-- start of EXERCISE MATERIAL --

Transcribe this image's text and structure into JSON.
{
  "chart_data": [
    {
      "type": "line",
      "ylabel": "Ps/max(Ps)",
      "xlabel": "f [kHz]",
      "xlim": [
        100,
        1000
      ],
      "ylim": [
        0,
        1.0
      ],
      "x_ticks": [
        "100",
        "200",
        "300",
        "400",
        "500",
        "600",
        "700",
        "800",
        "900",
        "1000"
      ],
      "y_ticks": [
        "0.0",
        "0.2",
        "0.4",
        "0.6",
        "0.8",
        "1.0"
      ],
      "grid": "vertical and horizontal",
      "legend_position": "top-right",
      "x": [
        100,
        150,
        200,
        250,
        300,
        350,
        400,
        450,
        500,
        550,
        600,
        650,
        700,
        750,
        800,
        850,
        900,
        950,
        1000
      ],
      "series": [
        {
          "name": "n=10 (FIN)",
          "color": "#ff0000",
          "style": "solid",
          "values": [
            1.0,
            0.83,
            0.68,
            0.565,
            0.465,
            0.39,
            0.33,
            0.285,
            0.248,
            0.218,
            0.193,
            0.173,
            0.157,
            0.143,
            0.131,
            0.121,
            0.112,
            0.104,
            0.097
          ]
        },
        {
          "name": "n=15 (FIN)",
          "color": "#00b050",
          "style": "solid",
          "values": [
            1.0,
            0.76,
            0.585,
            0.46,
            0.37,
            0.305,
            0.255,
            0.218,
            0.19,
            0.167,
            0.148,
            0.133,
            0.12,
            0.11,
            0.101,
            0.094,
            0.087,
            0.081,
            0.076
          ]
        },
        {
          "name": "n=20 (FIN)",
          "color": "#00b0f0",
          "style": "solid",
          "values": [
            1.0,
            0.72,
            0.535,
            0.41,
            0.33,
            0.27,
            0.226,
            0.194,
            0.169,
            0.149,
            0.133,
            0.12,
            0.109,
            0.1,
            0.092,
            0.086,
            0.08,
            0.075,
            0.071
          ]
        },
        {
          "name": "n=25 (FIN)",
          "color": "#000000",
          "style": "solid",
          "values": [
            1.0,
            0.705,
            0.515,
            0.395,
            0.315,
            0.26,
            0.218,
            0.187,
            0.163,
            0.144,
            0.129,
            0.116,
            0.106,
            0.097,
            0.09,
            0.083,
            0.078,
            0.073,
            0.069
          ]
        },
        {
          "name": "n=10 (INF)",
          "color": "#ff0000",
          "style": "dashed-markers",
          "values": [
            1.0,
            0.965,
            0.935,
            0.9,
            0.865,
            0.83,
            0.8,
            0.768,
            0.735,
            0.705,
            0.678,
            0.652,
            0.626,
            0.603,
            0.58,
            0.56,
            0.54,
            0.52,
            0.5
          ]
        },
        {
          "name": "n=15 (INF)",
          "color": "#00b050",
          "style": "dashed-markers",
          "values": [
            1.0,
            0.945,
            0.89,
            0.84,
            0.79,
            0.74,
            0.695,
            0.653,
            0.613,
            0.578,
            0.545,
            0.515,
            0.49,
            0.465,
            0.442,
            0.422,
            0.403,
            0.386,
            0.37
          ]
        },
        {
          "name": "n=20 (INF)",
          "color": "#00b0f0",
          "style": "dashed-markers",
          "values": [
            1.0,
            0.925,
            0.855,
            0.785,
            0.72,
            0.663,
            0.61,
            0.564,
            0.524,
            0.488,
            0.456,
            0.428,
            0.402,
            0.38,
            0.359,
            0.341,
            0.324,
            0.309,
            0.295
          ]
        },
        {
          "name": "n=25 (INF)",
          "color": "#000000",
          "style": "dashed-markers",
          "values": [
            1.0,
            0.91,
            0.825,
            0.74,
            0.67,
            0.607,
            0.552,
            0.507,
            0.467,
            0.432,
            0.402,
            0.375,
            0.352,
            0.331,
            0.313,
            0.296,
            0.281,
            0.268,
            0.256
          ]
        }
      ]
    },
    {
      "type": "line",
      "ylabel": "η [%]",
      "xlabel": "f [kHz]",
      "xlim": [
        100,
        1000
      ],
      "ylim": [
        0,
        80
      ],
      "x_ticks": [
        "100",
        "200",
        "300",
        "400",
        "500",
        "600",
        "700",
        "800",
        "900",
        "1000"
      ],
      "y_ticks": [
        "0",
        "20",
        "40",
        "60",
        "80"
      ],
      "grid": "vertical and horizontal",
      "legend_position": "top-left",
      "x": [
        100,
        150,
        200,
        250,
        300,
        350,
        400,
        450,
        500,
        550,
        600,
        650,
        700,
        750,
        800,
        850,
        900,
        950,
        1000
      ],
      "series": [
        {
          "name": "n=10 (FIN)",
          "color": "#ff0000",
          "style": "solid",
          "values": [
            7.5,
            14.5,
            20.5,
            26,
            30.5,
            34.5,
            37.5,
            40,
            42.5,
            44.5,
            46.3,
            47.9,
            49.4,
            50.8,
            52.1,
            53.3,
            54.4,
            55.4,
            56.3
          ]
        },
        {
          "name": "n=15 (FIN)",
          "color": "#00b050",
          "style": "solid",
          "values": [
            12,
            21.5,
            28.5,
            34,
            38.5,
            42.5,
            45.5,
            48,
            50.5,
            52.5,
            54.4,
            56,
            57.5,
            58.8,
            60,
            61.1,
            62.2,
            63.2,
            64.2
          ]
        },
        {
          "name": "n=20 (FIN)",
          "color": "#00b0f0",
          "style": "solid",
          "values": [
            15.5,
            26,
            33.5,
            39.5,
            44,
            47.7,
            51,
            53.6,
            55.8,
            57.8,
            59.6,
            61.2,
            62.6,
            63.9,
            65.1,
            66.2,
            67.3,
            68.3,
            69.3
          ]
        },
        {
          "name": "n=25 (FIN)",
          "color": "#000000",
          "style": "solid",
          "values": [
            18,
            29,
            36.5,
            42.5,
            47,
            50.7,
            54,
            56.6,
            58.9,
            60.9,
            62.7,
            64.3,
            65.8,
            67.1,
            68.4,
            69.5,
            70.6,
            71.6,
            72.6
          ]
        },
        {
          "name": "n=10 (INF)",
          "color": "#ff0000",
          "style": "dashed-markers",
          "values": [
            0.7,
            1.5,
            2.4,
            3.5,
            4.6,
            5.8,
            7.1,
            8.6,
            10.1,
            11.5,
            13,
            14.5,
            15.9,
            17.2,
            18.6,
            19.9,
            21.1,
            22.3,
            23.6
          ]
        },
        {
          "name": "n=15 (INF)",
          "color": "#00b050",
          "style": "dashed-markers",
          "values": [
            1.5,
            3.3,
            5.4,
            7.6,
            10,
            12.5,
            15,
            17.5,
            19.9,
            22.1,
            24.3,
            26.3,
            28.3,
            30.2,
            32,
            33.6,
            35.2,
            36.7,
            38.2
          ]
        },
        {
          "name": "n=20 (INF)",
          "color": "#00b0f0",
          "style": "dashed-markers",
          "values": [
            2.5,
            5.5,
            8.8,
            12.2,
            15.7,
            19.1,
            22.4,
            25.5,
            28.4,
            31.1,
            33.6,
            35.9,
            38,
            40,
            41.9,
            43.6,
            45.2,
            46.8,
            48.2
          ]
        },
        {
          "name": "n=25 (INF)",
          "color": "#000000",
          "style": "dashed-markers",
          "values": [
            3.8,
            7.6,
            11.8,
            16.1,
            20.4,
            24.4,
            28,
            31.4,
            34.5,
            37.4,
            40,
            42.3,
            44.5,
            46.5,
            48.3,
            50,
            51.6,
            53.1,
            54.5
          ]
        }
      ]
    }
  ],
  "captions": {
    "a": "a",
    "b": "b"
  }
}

-- end of EXERCISE MATERIAL --

WRITTEN PROBLEM:
Extract all the material, leaving every line as it is.

FULL ANSWER:
Transcribe this image's text and structure into JSON.
{
  "chart_data": [
    {
      "type": "line",
      "ylabel": "Ps/max(Ps)",
      "xlabel": "f [kHz]",
      "xlim": [
        100,
        1000
      ],
      "ylim": [
        0,
        1.0
      ],
      "x_ticks": [
        "100",
        "200",
        "300",
        "400",
        "500",
        "600",
        "700",
        "800",
        "900",
        "1000"
      ],
      "y_ticks": [
        "0.0",
        "0.2",
        "0.4",
        "0.6",
        "0.8",
        "1.0"
      ],
      "grid": "vertical and horizontal",
      "legend_position": "top-right",
      "x": [
        100,
        150,
        200,
        250,
        300,
        350,
        400,
        450,
        500,
        550,
        600,
        650,
        700,
        750,
        800,
        850,
        900,
        950,
        1000
      ],
      "series": [
        {
          "name": "n=10 (FIN)",
          "color": "#ff0000",
          "style": "solid",
          "values": [
            1.0,
            0.83,
            0.68,
            0.565,
            0.465,
            0.39,
            0.33,
            0.285,
            0.248,
            0.218,
            0.193,
            0.173,
            0.157,
            0.143,
            0.131,
            0.121,
            0.112,
            0.104,
            0.097
          ]
        },
        {
          "name": "n=15 (FIN)",
          "color": "#00b050",
          "style": "solid",
          "values": [
            1.0,
            0.76,
            0.585,
            0.46,
            0.37,
            0.305,
            0.255,
            0.218,
            0.19,
            0.167,
            0.148,
            0.133,
            0.12,
            0.11,
            0.101,
            0.094,
            0.087,
            0.081,
            0.076
          ]
        },
        {
          "name": "n=20 (FIN)",
          "color": "#00b0f0",
          "style": "solid",
          "values": [
            1.0,
            0.72,
            0.535,
            0.41,
            0.33,
            0.27,
            0.226,
            0.194,
            0.169,
            0.149,
            0.133,
            0.12,
            0.109,
            0.1,
            0.092,
            0.086,
            0.08,
            0.075,
            0.071
          ]
        },
        {
          "name": "n=25 (FIN)",
          "color": "#000000",
          "style": "solid",
          "values": [
            1.0,
            0.705,
            0.515,
            0.395,
            0.315,
            0.26,
            0.218,
            0.187,
            0.163,
            0.144,
            0.129,
            0.116,
            0.106,
            0.097,
            0.09,
            0.083,
            0.078,
            0.073,
            0.069
          ]
        },
        {
          "name": "n=10 (INF)",
          "color": "#ff0000",
          "style": "dashed-markers",
          "values": [
            1.0,
            0.965,
            0.935,
            0.9,
            0.865,
            0.83,
            0.8,
            0.768,
            0.735,
            0.705,
            0.678,
            0.652,
            0.626,
            0.603,
            0.58,
            0.56,
            0.54,
            0.52,
            0.5
          ]
        },
        {
          "name": "n=15 (INF)",
          "color": "#00b050",
          "style": "dashed-markers",
          "values": [
            1.0,
            0.945,
            0.89,
            0.84,
            0.79,
            0.74,
            0.695,
            0.653,
            0.613,
            0.578,
            0.545,
            0.515,
            0.49,
            0.465,
            0.442,
            0.422,
            0.403,
            0.386,
            0.37
          ]
        },
        {
          "name": "n=20 (INF)",
          "color": "#00b0f0",
          "style": "dashed-markers",
          "values": [
            1.0,
            0.925,
            0.855,
            0.785,
            0.72,
            0.663,
            0.61,
            0.564,
            0.524,
            0.488,
            0.456,
            0.428,
            0.402,
            0.38,
            0.359,
            0.341,
            0.324,
            0.309,
            0.295
          ]
        },
        {
          "name": "n=25 (INF)",
          "color": "#000000",
          "style": "dashed-markers",
          "values": [
            1.0,
            0.91,
            0.825,
            0.74,
            0.67,
            0.607,
            0.552,
            0.507,
            0.467,
            0.432,
            0.402,
            0.375,
            0.352,
            0.331,
            0.313,
            0.296,
            0.281,
            0.268,
            0.256
          ]
        }
      ]
    },
    {
      "type": "line",
      "ylabel": "η [%]",
      "xlabel": "f [kHz]",
      "xlim": [
        100,
        1000
      ],
      "ylim": [
        0,
        80
      ],
      "x_ticks": [
        "100",
        "200",
        "300",
        "400",
        "500",
        "600",
        "700",
        "800",
        "900",
        "1000"
      ],
      "y_ticks": [
        "0",
        "20",
        "40",
        "60",
        "80"
      ],
      "grid": "vertical and horizontal",
      "legend_position": "top-left",
      "x": [
        100,
        150,
        200,
        250,
        300,
        350,
        400,
        450,
        500,
        550,
        600,
        650,
        700,
        750,
        800,
        850,
        900,
        950,
        1000
      ],
      "series": [
        {
          "name": "n=10 (FIN)",
          "color": "#ff0000",
          "style": "solid",
          "values": [
            7.5,
            14.5,
            20.5,
            26,
            30.5,
            34.5,
            37.5,
            40,
            42.5,
            44.5,
            46.3,
            47.9,
            49.4,
            50.8,
            52.1,
            53.3,
            54.4,
            55.4,
            56.3
          ]
        },
        {
          "name": "n=15 (FIN)",
          "color": "#00b050",
          "style": "solid",
          "values": [
            12,
            21.5,
            28.5,
            34,
            38.5,
            42.5,
            45.5,
            48,
            50.5,
            52.5,
            54.4,
            56,
            57.5,
            58.8,
            60,
            61.1,
            62.2,
            63.2,
            64.2
          ]
        },
        {
          "name": "n=20 (FIN)",
          "color": "#00b0f0",
          "style": "solid",
          "values": [
            15.5,
            26,
            33.5,
            39.5,
            44,
            47.7,
            51,
            53.6,
            55.8,
            57.8,
            59.6,
            61.2,
            62.6,
            63.9,
            65.1,
            66.2,
            67.3,
            68.3,
            69.3
          ]
        },
        {
          "name": "n=25 (FIN)",
          "color": "#000000",
          "style": "solid",
          "values": [
            18,
            29,
            36.5,
            42.5,
            47,
            50.7,
            54,
            56.6,
            58.9,
            60.9,
            62.7,
            64.3,
            65.8,
            67.1,
            68.4,
            69.5,
            70.6,
            71.6,
            72.6
          ]
        },
        {
          "name": "n=10 (INF)",
          "color": "#ff0000",
          "style": "dashed-markers",
          "values": [
            0.7,
            1.5,
            2.4,
            3.5,
            4.6,
            5.8,
            7.1,
            8.6,
            10.1,
            11.5,
            13,
            14.5,
            15.9,
            17.2,
            18.6,
            19.9,
            21.1,
            22.3,
            23.6
          ]
        },
        {
          "name": "n=15 (INF)",
          "color": "#00b050",
          "style": "dashed-markers",
          "values": [
            1.5,
            3.3,
            5.4,
            7.6,
            10,
            12.5,
            15,
            17.5,
            19.9,
            22.1,
            24.3,
            26.3,
            28.3,
            30.2,
            32,
            33.6,
            35.2,
            36.7,
            38.2
          ]
        },
        {
          "name": "n=20 (INF)",
          "color": "#00b0f0",
          "style": "dashed-markers",
          "values": [
            2.5,
            5.5,
            8.8,
            12.2,
            15.7,
            19.1,
            22.4,
            25.5,
            28.4,
            31.1,
            33.6,
            35.9,
            38,
            40,
            41.9,
            43.6,
            45.2,
            46.8,
            48.2
          ]
        },
        {
          "name": "n=25 (INF)",
          "color": "#000000",
          "style": "dashed-markers",
          "values": [
            3.8,
            7.6,
            11.8,
            16.1,
            20.4,
            24.4,
            28,
            31.4,
            34.5,
            37.4,
            40,
            42.3,
            44.5,
            46.5,
            48.3,
            50,
            51.6,
            53.1,
            54.5
          ]
        }
      ]
    }
  ],
  "captions": {
    "a": "a",
    "b": "b"
  }
}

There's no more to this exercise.